* _WORK INSTRUCTIONS_: Check each line of the records below and collect those holding "الكبير".

(Dataset entries)
· · · · · · ·

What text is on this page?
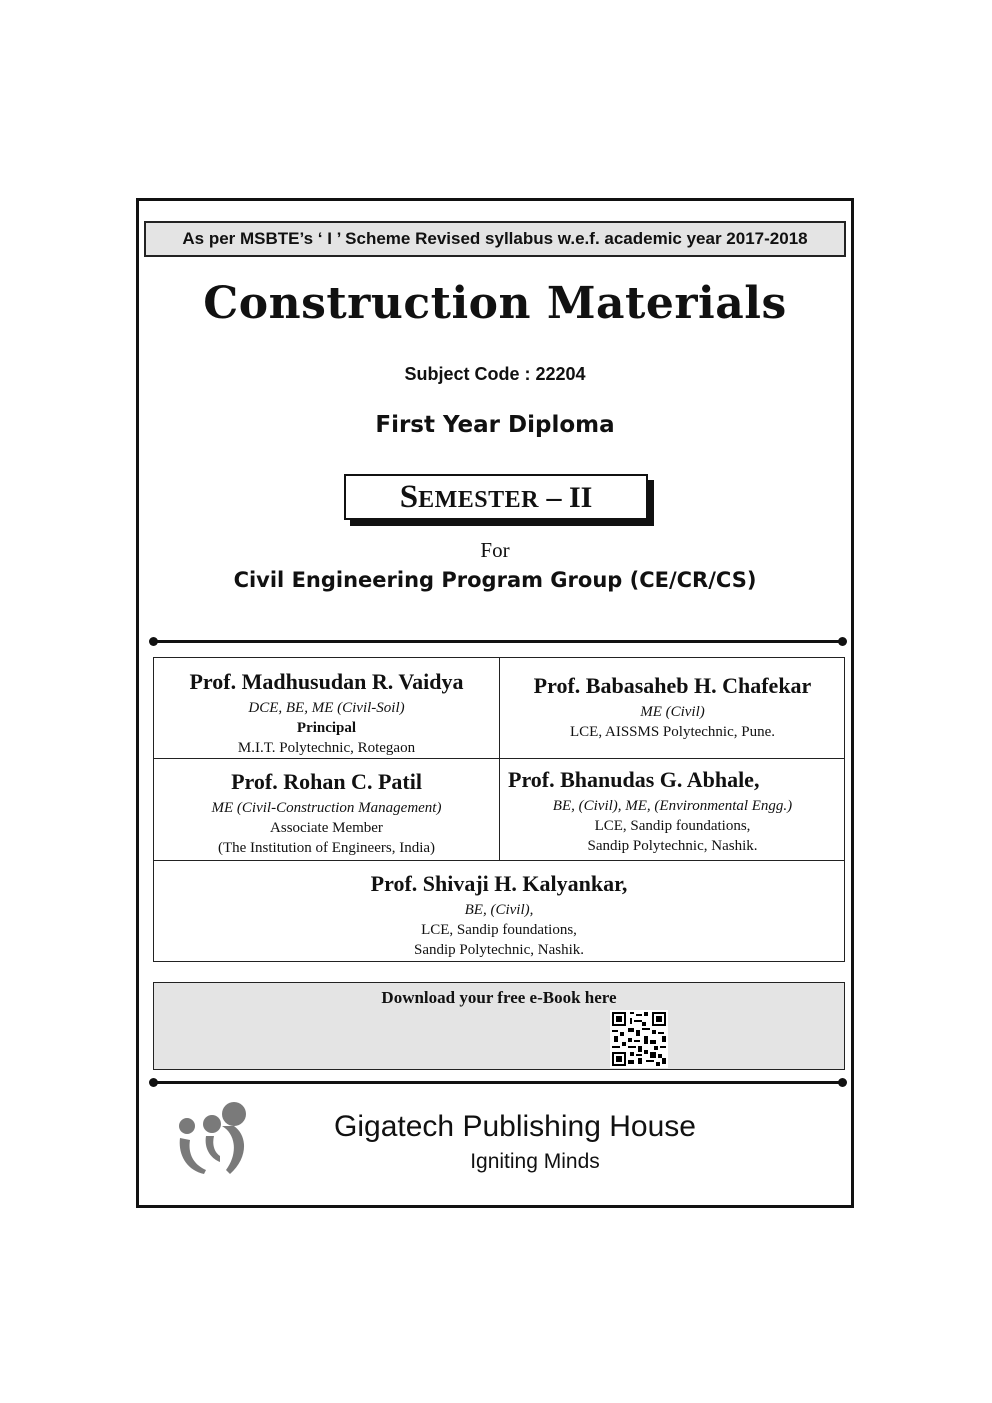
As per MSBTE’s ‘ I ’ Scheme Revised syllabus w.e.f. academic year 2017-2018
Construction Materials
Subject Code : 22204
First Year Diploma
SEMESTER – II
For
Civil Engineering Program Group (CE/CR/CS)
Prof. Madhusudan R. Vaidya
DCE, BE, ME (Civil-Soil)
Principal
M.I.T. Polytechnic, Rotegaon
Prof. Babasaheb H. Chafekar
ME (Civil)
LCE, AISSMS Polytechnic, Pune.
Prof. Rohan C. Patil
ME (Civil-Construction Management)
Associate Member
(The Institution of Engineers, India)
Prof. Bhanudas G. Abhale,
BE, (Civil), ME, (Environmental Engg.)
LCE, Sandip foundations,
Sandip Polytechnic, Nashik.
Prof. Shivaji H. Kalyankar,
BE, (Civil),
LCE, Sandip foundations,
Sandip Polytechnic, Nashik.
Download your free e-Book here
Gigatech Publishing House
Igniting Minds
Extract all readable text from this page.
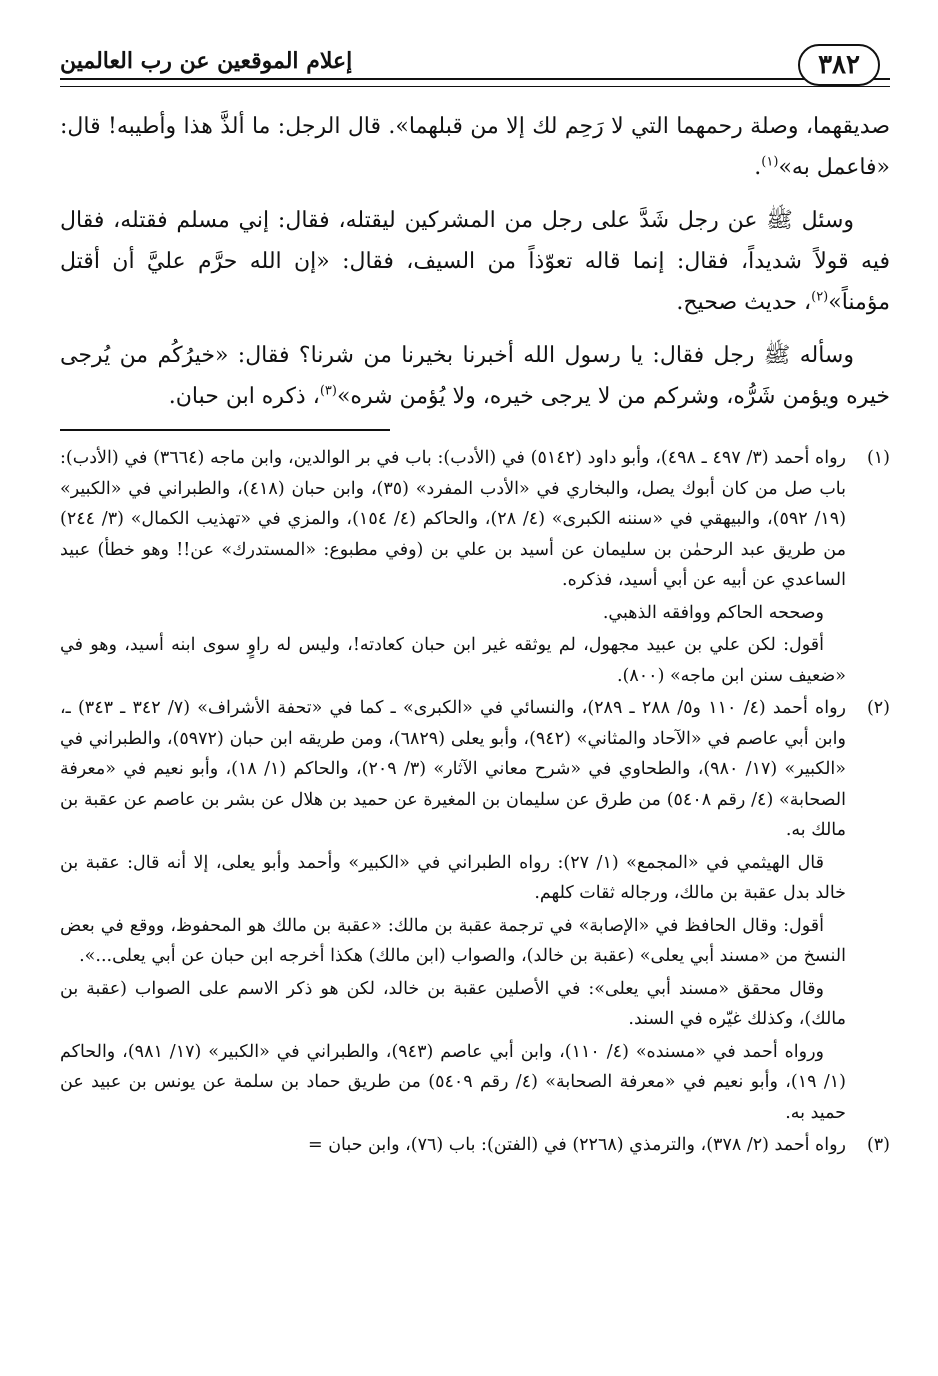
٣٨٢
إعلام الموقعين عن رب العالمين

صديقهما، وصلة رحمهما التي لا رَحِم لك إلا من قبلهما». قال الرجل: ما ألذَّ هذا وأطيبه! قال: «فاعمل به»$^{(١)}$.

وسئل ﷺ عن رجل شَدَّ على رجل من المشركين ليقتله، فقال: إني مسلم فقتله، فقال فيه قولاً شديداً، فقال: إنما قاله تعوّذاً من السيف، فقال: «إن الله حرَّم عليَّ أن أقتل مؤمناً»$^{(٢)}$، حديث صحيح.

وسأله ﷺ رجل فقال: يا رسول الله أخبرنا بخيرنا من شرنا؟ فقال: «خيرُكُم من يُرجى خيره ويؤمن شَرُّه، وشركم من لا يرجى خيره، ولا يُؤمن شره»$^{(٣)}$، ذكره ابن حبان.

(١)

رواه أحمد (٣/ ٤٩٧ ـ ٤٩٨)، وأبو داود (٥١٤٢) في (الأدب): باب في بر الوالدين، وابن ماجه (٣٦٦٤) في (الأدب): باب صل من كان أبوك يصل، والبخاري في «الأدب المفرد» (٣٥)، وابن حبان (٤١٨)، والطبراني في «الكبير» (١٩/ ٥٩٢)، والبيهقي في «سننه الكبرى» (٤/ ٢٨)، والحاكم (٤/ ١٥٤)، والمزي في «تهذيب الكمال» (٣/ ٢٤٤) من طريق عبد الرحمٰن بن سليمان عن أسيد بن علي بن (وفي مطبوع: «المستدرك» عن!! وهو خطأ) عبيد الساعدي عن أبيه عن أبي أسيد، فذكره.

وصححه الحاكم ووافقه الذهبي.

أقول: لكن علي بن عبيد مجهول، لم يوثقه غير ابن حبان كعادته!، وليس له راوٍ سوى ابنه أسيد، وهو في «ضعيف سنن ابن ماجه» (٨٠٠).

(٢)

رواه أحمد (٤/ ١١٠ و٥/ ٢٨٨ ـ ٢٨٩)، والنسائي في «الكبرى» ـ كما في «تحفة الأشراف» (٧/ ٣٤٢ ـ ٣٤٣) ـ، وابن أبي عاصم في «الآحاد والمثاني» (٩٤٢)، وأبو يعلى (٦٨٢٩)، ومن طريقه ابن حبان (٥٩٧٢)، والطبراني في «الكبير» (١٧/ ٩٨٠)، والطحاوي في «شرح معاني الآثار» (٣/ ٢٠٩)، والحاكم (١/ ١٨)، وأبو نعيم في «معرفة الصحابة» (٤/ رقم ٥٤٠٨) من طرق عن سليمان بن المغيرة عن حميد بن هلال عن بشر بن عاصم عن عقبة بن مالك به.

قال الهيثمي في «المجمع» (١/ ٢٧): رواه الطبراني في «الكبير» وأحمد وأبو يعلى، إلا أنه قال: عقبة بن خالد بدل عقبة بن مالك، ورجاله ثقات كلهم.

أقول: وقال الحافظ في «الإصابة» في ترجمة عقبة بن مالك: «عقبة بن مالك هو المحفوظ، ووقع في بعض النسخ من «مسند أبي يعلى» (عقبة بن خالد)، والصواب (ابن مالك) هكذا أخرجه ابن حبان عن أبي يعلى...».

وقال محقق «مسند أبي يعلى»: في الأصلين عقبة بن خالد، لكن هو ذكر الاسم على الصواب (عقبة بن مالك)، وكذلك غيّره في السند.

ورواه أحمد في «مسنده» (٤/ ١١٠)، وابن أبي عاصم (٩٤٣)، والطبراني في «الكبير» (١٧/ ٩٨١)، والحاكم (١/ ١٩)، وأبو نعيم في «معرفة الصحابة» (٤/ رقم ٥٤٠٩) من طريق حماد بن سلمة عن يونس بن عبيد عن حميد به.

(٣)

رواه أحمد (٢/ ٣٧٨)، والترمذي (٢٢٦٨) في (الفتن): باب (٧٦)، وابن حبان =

· · · · · · ·

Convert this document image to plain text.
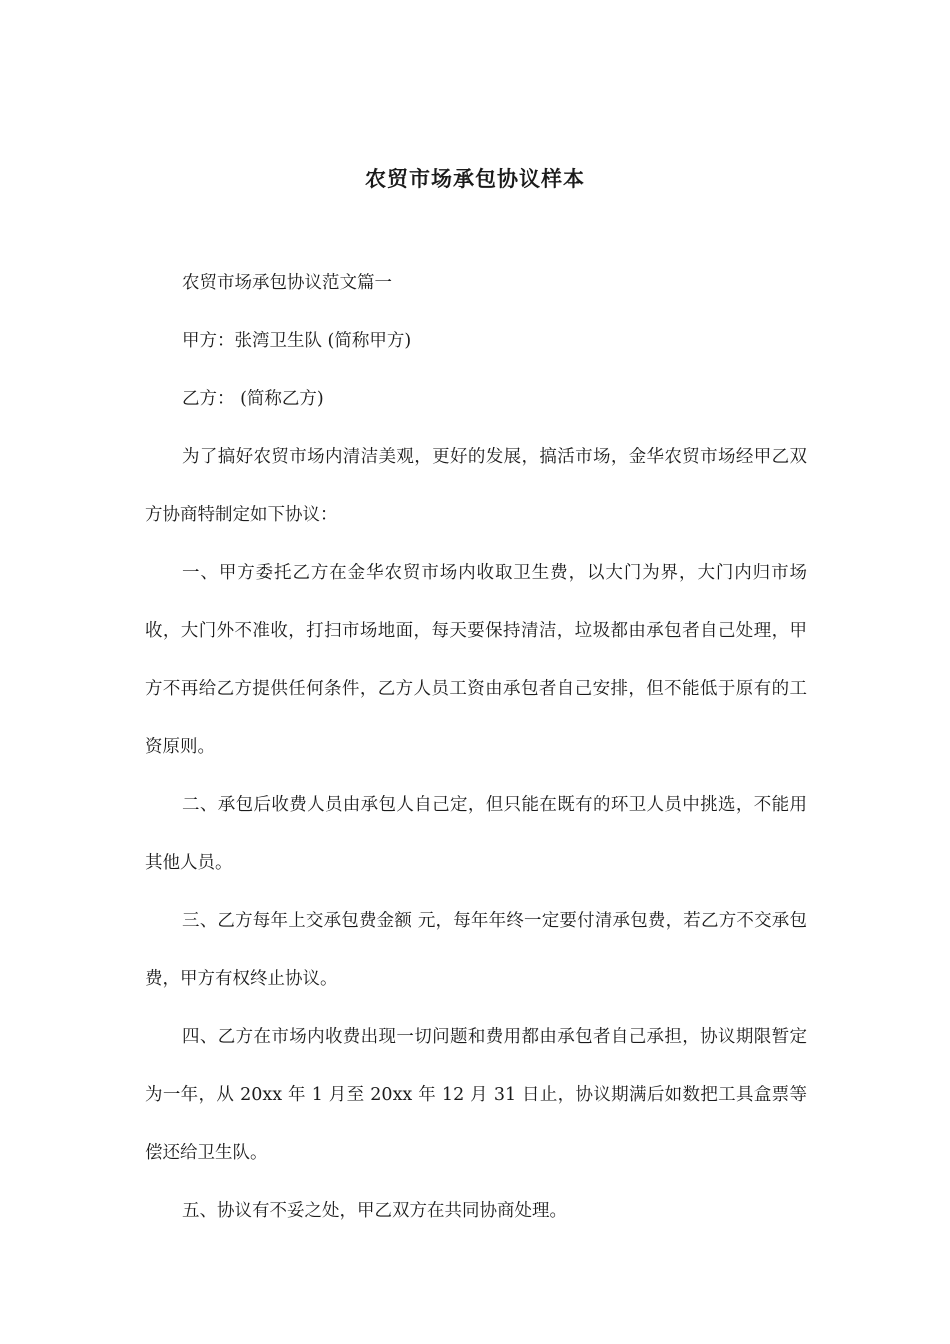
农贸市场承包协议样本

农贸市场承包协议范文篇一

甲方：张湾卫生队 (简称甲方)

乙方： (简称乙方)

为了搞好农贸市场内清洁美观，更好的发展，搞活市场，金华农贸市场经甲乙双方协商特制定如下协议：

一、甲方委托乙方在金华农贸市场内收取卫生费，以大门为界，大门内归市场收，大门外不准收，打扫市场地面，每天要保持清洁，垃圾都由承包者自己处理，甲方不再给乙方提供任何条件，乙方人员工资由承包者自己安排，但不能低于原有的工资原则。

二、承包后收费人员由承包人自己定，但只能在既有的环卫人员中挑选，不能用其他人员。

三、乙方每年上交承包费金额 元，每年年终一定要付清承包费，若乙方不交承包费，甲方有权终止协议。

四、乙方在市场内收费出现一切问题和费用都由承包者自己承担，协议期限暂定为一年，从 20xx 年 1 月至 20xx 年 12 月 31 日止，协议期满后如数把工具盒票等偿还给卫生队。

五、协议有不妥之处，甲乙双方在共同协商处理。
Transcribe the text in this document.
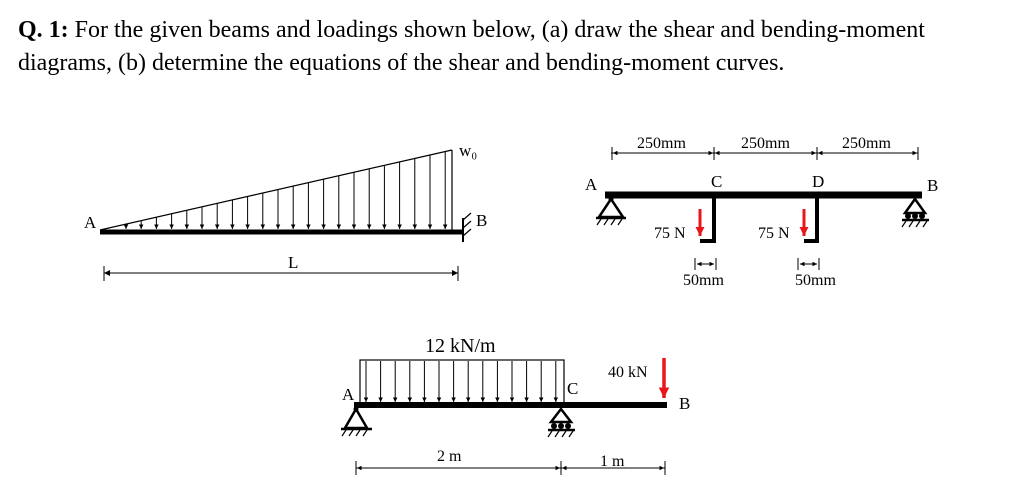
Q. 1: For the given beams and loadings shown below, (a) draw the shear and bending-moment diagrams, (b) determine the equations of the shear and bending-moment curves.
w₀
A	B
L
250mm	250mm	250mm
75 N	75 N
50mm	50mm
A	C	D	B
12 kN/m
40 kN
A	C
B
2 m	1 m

· · · · · · ·

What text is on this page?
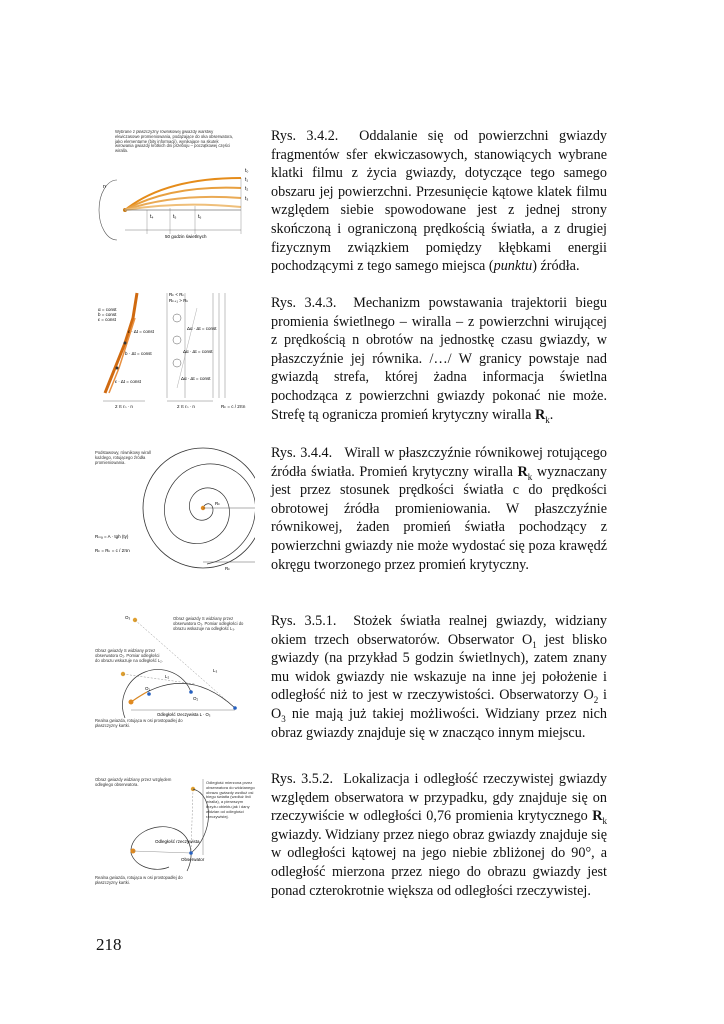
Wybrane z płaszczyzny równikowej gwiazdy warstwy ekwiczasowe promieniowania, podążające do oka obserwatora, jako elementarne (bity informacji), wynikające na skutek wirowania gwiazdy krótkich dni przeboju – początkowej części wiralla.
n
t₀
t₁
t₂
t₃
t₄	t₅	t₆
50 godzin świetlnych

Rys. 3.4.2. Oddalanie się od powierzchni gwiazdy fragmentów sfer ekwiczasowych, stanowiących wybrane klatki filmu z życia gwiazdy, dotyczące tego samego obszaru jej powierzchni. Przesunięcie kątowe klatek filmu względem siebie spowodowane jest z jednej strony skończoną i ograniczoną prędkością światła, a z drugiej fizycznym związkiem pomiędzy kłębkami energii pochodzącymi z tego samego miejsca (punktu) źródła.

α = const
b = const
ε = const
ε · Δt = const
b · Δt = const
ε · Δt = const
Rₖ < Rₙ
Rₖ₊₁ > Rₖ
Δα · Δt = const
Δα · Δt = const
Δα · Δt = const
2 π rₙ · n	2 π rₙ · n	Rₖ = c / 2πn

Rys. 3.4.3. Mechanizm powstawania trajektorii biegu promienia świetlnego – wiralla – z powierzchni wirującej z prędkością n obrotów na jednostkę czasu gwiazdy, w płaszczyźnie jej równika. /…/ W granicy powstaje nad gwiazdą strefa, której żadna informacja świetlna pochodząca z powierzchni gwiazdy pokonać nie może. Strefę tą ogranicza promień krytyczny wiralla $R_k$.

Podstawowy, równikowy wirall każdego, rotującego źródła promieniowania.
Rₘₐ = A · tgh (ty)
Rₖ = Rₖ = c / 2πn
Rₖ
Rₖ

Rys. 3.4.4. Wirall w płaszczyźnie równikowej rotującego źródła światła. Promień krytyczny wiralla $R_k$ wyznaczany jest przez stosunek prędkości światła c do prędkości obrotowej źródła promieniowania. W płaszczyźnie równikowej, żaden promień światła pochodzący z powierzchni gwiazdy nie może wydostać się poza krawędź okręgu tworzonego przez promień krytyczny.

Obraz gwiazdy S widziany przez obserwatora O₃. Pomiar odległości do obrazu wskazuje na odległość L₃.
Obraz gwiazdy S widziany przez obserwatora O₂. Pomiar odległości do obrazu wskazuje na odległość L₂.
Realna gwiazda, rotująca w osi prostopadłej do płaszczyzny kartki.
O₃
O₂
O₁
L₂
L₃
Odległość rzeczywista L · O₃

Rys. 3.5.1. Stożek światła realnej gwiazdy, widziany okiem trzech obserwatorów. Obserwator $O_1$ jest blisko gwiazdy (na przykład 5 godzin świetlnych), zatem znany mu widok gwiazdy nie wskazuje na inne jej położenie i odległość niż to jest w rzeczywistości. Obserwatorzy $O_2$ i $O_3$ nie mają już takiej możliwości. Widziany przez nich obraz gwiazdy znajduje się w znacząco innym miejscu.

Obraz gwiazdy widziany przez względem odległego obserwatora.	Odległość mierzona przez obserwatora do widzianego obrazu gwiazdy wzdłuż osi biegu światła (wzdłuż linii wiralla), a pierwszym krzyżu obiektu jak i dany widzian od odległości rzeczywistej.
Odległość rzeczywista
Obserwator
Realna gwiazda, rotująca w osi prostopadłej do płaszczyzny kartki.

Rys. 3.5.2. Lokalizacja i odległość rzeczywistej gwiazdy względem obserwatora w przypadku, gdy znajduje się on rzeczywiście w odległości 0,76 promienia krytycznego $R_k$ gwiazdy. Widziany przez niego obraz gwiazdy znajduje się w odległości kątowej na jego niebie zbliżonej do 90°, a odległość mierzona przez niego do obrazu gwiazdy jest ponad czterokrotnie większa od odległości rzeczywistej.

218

· · · · · · ·

* _FULL SOLUTION_:
رواه أحمد (٣/ ٤٩٧ ـ ٤٩٨)، وأبو داود (٥١٤٢) في (الأدب): باب في بر الوالدين، وابن ماجه (٣٦٦٤) في (الأدب): باب صل من كان أبوك يصل، والبخاري في «الأدب المفرد» (٣٥)، وابن حبان (٤١٨)، والطبراني في «الكبير» (١٩/ ٥٩٢)، والبيهقي في «سننه الكبرى» (٤/ ٢٨)، والحاكم (٤/ ١٥٤)، والمزي في «تهذيب الكمال» (٣/ ٢٤٤) من طريق عبد الرحمٰن بن سليمان عن أسيد بن علي بن (وفي مطبوع: «المستدرك» عن!! وهو خطأ) عبيد الساعدي عن أبيه عن أبي أسيد، فذكره.
رواه أحمد (٤/ ١١٠ و٥/ ٢٨٨ ـ ٢٨٩)، والنسائي في «الكبرى» ـ كما في «تحفة الأشراف» (٧/ ٣٤٢ ـ ٣٤٣) ـ، وابن أبي عاصم في «الآحاد والمثاني» (٩٤٢)، وأبو يعلى (٦٨٢٩)، ومن طريقه ابن حبان (٥٩٧٢)، والطبراني في «الكبير» (١٧/ ٩٨٠)، والطحاوي في «شرح معاني الآثار» (٣/ ٢٠٩)، والحاكم (١/ ١٨)، وأبو نعيم في «معرفة الصحابة» (٤/ رقم ٥٤٠٨) من طرق عن سليمان بن المغيرة عن حميد بن هلال عن بشر بن عاصم عن عقبة بن مالك به.
قال الهيثمي في «المجمع» (١/ ٢٧): رواه الطبراني في «الكبير» وأحمد وأبو يعلى، إلا أنه قال: عقبة بن خالد بدل عقبة بن مالك، ورجاله ثقات كلهم.
ورواه أحمد في «مسنده» (٤/ ١١٠)، وابن أبي عاصم (٩٤٣)، والطبراني في «الكبير» (١٧/ ٩٨١)، والحاكم (١/ ١٩)، وأبو نعيم في «معرفة الصحابة» (٤/ رقم ٥٤٠٩) من طريق حماد بن سلمة عن يونس بن عبيد عن حميد به.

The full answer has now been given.